__WRITTEN TASK__
Pick every line with "Toplam" from the material below.

>>>

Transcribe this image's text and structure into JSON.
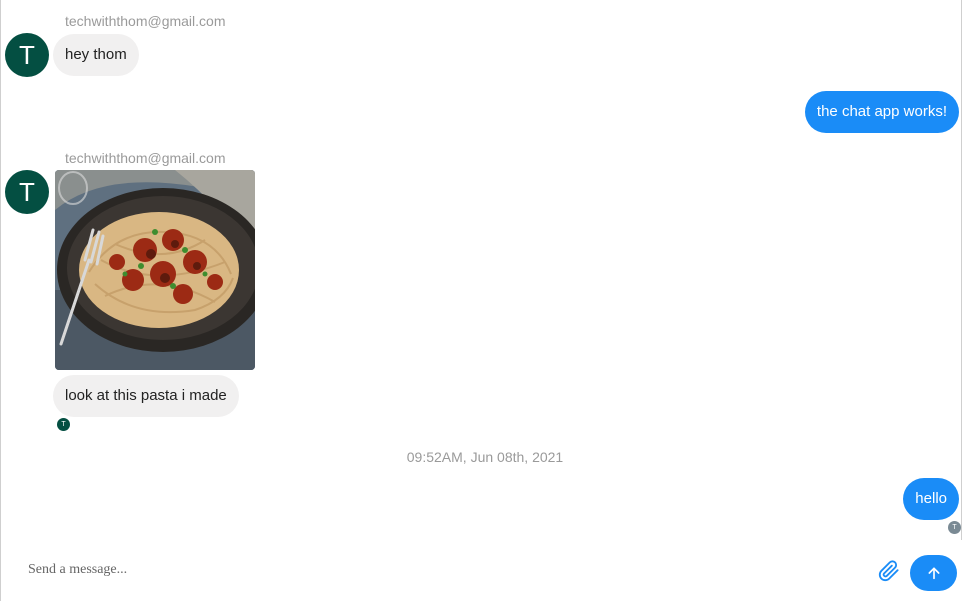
{
  "messages": [
    {
      "sender": "techwiththom@gmail.com",
      "avatar_letter": "T",
      "text": "hey thom"
    },
    {
      "text": "the chat app works!"
    },
    {
      "sender": "techwiththom@gmail.com",
      "avatar_letter": "T",
      "image": "pasta-photo",
      "text": "look at this pasta i made",
      "read_receipt": "T"
    },
    {
      "timestamp": "09:52AM, Jun 08th, 2021"
    },
    {
      "text": "hello",
      "read_receipt": "T"
    }
  ],
  "composer": {
    "placeholder": "Send a message...",
    "attach_icon": "paperclip-icon",
    "send_icon": "arrow-up-icon"
  },
  "colors": {
    "outgoing_bubble": "#1a8cf7",
    "incoming_bubble": "#f1f0f0",
    "avatar": "#044f42",
    "read_receipt_other": "#044f42",
    "read_receipt_self": "#7a8a94"
  }
}
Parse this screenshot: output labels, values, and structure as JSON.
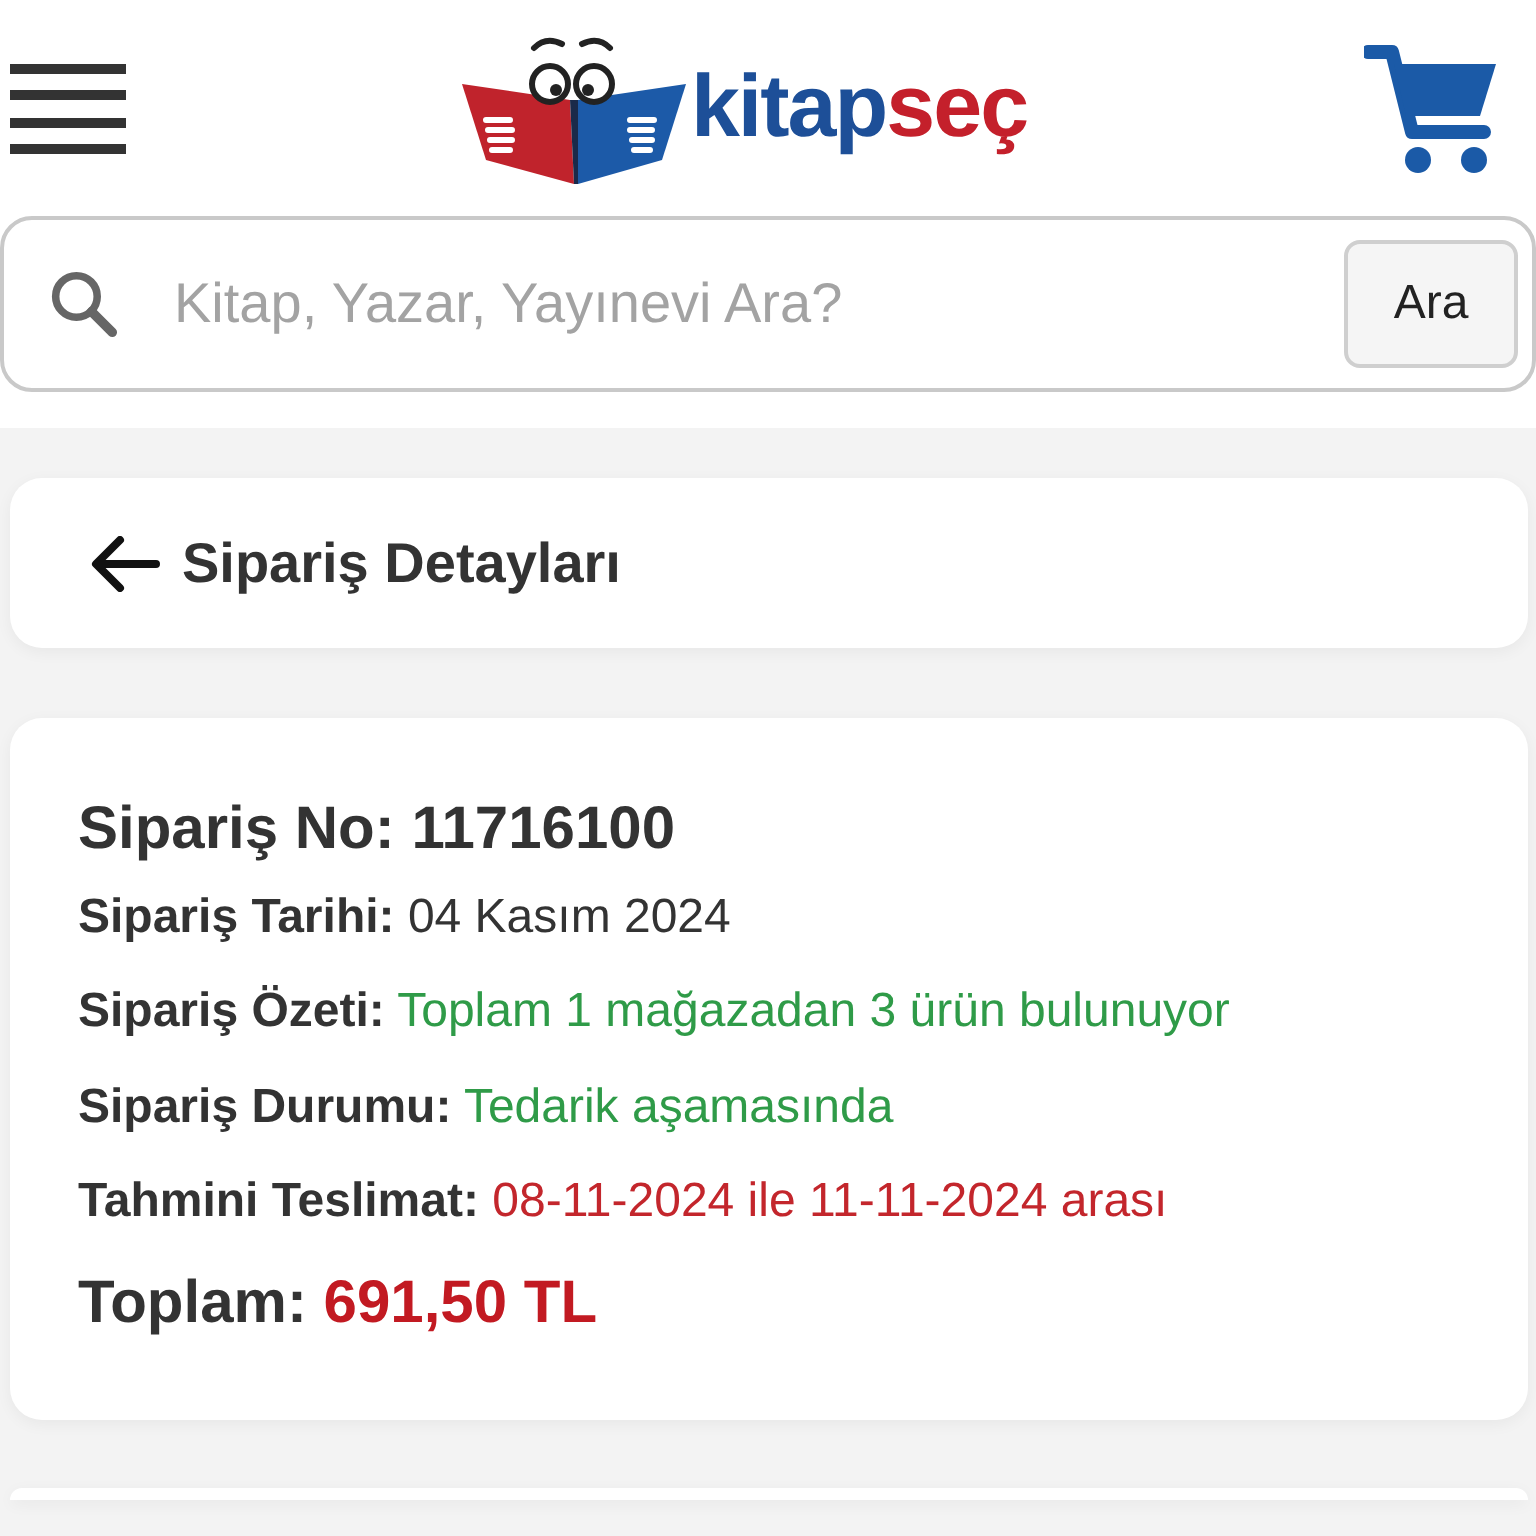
{
  "header": {
    "logo": {
      "parts": [
        {
          "text": "kitap",
          "color": "#1d4f98"
        },
        {
          "text": "seç",
          "color": "#c4202b"
        }
      ]
    }
  },
  "search": {
    "placeholder": "Kitap, Yazar, Yayınevi Ara?",
    "button": "Ara"
  },
  "page_header": {
    "title": "Sipariş Detayları"
  },
  "order": {
    "number_label": "Sipariş No:",
    "number_value": "11716100",
    "fields": [
      {
        "label": "Sipariş Tarihi:",
        "value": "04 Kasım 2024",
        "kind": "plain"
      },
      {
        "label": "Sipariş Özeti:",
        "value": "Toplam 1 mağazadan 3 ürün bulunuyor",
        "kind": "success"
      },
      {
        "label": "Sipariş Durumu:",
        "value": "Tedarik aşamasında",
        "kind": "success"
      },
      {
        "label": "Tahmini Teslimat:",
        "value": "08-11-2024 ile 11-11-2024 arası",
        "kind": "danger"
      }
    ],
    "total_label": "Toplam:",
    "total_value": "691,50 TL"
  }
}
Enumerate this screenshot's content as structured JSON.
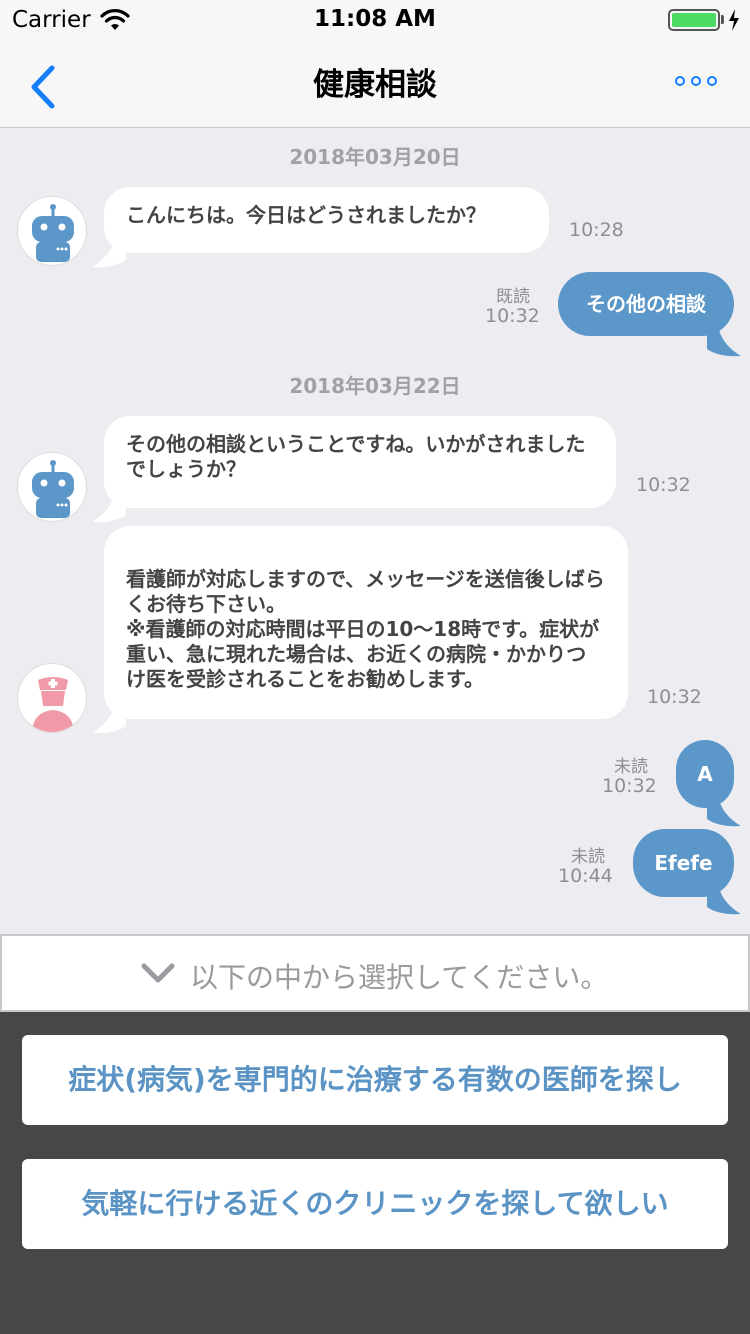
{
  "status_bar": {
    "carrier": "Carrier",
    "time": "11:08 AM"
  },
  "nav": {
    "title": "健康相談",
    "back_icon": "chevron-left-icon",
    "more_icon": "ellipsis-icon"
  },
  "chat": {
    "date1": "2018年03月20日",
    "date2": "2018年03月22日",
    "messages": [
      {
        "sender": "bot",
        "text": "こんにちは。今日はどうされましたか？",
        "time": "10:28"
      },
      {
        "sender": "user",
        "text": "その他の相談",
        "read": "既読",
        "time": "10:32"
      },
      {
        "sender": "bot",
        "text": "その他の相談ということですね。いかがされましたでしょうか？",
        "time": "10:32"
      },
      {
        "sender": "nurse",
        "text": "看護師が対応しますので、メッセージを送信後しばらくお待ち下さい。\n※看護師の対応時間は平日の10〜18時です。症状が重い、急に現れた場合は、お近くの病院・かかりつけ医を受診されることをお勧めします。",
        "time": "10:32"
      },
      {
        "sender": "user",
        "text": "A",
        "read": "未読",
        "time": "10:32"
      },
      {
        "sender": "user",
        "text": "Efefe",
        "read": "未読",
        "time": "10:44"
      }
    ]
  },
  "choices": {
    "header": "以下の中から選択してください。",
    "options": [
      "症状(病気)を専門的に治療する有数の医師を探し",
      "気軽に行ける近くのクリニックを探して欲しい"
    ]
  },
  "colors": {
    "accent": "#5b97c8",
    "ios_blue": "#157efb",
    "panel_bg": "#474747"
  }
}
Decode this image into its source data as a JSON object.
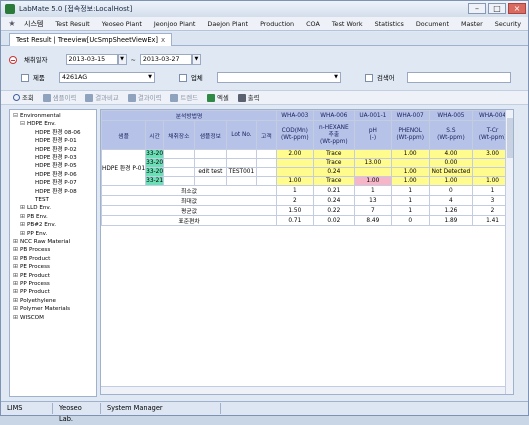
{
  "window": {
    "title": "LabMate 5.0 [접속정보:LocalHost]"
  },
  "menu": {
    "items": [
      "시스템",
      "Test Result",
      "Yeoseo Plant",
      "Jeonjoo Plant",
      "Daejon Plant",
      "Production",
      "COA",
      "Test Work",
      "Statistics",
      "Document",
      "Master",
      "Security"
    ]
  },
  "tab": {
    "label": "Test Result | Treeview[UcSmpSheetViewEx]",
    "close": "x"
  },
  "filter": {
    "date_label": "채취일자",
    "date_from": "2013-03-15",
    "date_sep": "~",
    "date_to": "2013-03-27",
    "product_label": "제품",
    "product_value": "4261AG",
    "company_label": "업체",
    "company_value": "",
    "inspector_label": "검색어",
    "inspector_value": ""
  },
  "toolbar": {
    "search": "조회",
    "sample_history": "샘플이력",
    "result_compare": "결과비교",
    "result_history": "결과이력",
    "trend": "트렌드",
    "excel": "엑셀",
    "print": "출력"
  },
  "tree": [
    {
      "label": "Environmental",
      "state": "exp",
      "indent": 0
    },
    {
      "label": "HDPE Env.",
      "state": "exp",
      "indent": 1
    },
    {
      "label": "HDPE 환경 08-06",
      "state": "",
      "indent": 2
    },
    {
      "label": "HDPE 환경 P-01",
      "state": "",
      "indent": 2
    },
    {
      "label": "HDPE 환경 P-02",
      "state": "",
      "indent": 2
    },
    {
      "label": "HDPE 환경 P-03",
      "state": "",
      "indent": 2
    },
    {
      "label": "HDPE 환경 P-05",
      "state": "",
      "indent": 2
    },
    {
      "label": "HDPE 환경 P-06",
      "state": "",
      "indent": 2
    },
    {
      "label": "HDPE 환경 P-07",
      "state": "",
      "indent": 2
    },
    {
      "label": "HDPE 환경 P-08",
      "state": "",
      "indent": 2
    },
    {
      "label": "TEST",
      "state": "",
      "indent": 2
    },
    {
      "label": "LLD Env.",
      "state": "col",
      "indent": 1
    },
    {
      "label": "PB Env.",
      "state": "col",
      "indent": 1
    },
    {
      "label": "PB#2 Env.",
      "state": "col",
      "indent": 1
    },
    {
      "label": "PP Env.",
      "state": "col",
      "indent": 1
    },
    {
      "label": "NCC Raw Material",
      "state": "col",
      "indent": 0
    },
    {
      "label": "PB Process",
      "state": "col",
      "indent": 0
    },
    {
      "label": "PB Product",
      "state": "col",
      "indent": 0
    },
    {
      "label": "PE Process",
      "state": "col",
      "indent": 0
    },
    {
      "label": "PE Product",
      "state": "col",
      "indent": 0
    },
    {
      "label": "PP Process",
      "state": "col",
      "indent": 0
    },
    {
      "label": "PP Product",
      "state": "col",
      "indent": 0
    },
    {
      "label": "Polyethylene",
      "state": "col",
      "indent": 0
    },
    {
      "label": "Polymer Materials",
      "state": "col",
      "indent": 0
    },
    {
      "label": "WISCOM",
      "state": "col",
      "indent": 0
    }
  ],
  "grid": {
    "group_header": "분석방법명",
    "left_headers": [
      "샘플",
      "시간",
      "채취장소",
      "샘플정보",
      "Lot No.",
      "고객"
    ],
    "method_codes": [
      "WHA-003",
      "WHA-006",
      "UA-001-1",
      "WHA-007",
      "WHA-005",
      "WHA-004"
    ],
    "method_names": [
      "COD(Mn)\n(Wt-ppm)",
      "n-HEXANE\n추출\n(Wt-ppm)",
      "pH\n(-)",
      "PHENOL\n(Wt-ppm)",
      "S.S\n(Wt-ppm)",
      "T-Cr\n(Wt-ppm)"
    ],
    "sample_name": "HDPE 환경 P-01",
    "rows": [
      {
        "time": "33-20",
        "info": "",
        "lot": "",
        "cust": "",
        "vals": [
          "2.00",
          "Trace",
          "",
          "1.00",
          "4.00",
          "3.00"
        ],
        "cls": [
          "y",
          "y",
          "y",
          "y",
          "y",
          "y"
        ]
      },
      {
        "time": "33-20",
        "info": "",
        "lot": "",
        "cust": "",
        "vals": [
          "",
          "Trace",
          "13.00",
          "",
          "0.00",
          ""
        ],
        "cls": [
          "y",
          "y",
          "y",
          "y",
          "y",
          "y"
        ]
      },
      {
        "time": "33-20",
        "info": "edit test",
        "lot": "TEST001",
        "cust": "",
        "vals": [
          "",
          "0.24",
          "",
          "1.00",
          "Not Detected",
          ""
        ],
        "cls": [
          "y",
          "y",
          "y",
          "y",
          "y",
          "y"
        ]
      },
      {
        "time": "33-21",
        "info": "",
        "lot": "",
        "cust": "",
        "vals": [
          "1.00",
          "Trace",
          "1.00",
          "1.00",
          "1.00",
          "1.00"
        ],
        "cls": [
          "y",
          "y",
          "pk",
          "y",
          "y",
          "y"
        ]
      }
    ],
    "stats": [
      {
        "label": "최소값",
        "vals": [
          "1",
          "0.21",
          "1",
          "1",
          "0",
          "1"
        ]
      },
      {
        "label": "최대값",
        "vals": [
          "2",
          "0.24",
          "13",
          "1",
          "4",
          "3"
        ]
      },
      {
        "label": "평균값",
        "vals": [
          "1.50",
          "0.22",
          "7",
          "1",
          "1.26",
          "2"
        ]
      },
      {
        "label": "표준편차",
        "vals": [
          "0.71",
          "0.02",
          "8.49",
          "0",
          "1.89",
          "1.41"
        ]
      }
    ]
  },
  "status": {
    "app": "LIMS",
    "company": "Yeoseo Lab.",
    "user": "System Manager"
  }
}
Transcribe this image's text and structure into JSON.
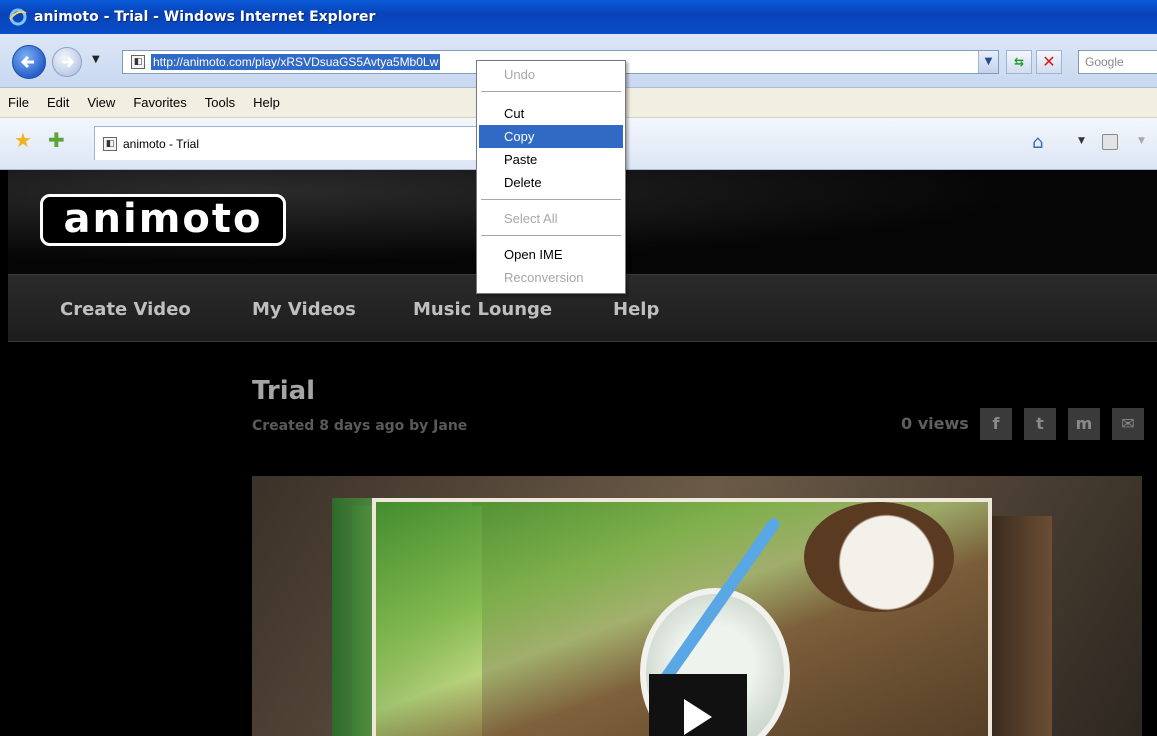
{
  "window": {
    "title": "animoto - Trial - Windows Internet Explorer"
  },
  "address_bar": {
    "url": "http://animoto.com/play/xRSVDsuaGS5Avtya5Mb0Lw",
    "search_placeholder": "Google"
  },
  "menu_bar": {
    "items": [
      "File",
      "Edit",
      "View",
      "Favorites",
      "Tools",
      "Help"
    ]
  },
  "tab": {
    "label": "animoto - Trial"
  },
  "context_menu": {
    "undo": "Undo",
    "cut": "Cut",
    "copy": "Copy",
    "paste": "Paste",
    "delete": "Delete",
    "select_all": "Select All",
    "open_ime": "Open IME",
    "reconversion": "Reconversion",
    "selected_item": "Copy"
  },
  "site": {
    "logo": "animoto",
    "nav": [
      "Create Video",
      "My Videos",
      "Music Lounge",
      "Help"
    ],
    "video_title": "Trial",
    "video_meta": "Created 8 days ago by Jane",
    "views": "0 views",
    "share": {
      "facebook": "f",
      "twitter": "t",
      "myspace": "m",
      "email": "✉"
    }
  },
  "icons": {
    "back": "back-arrow-icon",
    "forward": "forward-arrow-icon",
    "refresh": "refresh-icon",
    "stop": "stop-icon",
    "favorites": "favorites-star-icon",
    "add_favorites": "add-favorites-icon",
    "home": "home-icon",
    "feeds": "feeds-icon",
    "play": "play-icon"
  },
  "colors": {
    "titlebar": "#0a4ec9",
    "selection": "#316ac5",
    "site_bg": "#000000"
  }
}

<<<

__SOLUTION FOR THIS TASK__
        "value": "Toplam 1 mağazadan 3 ürün bulunuyor",
    "total_label": "Toplam:",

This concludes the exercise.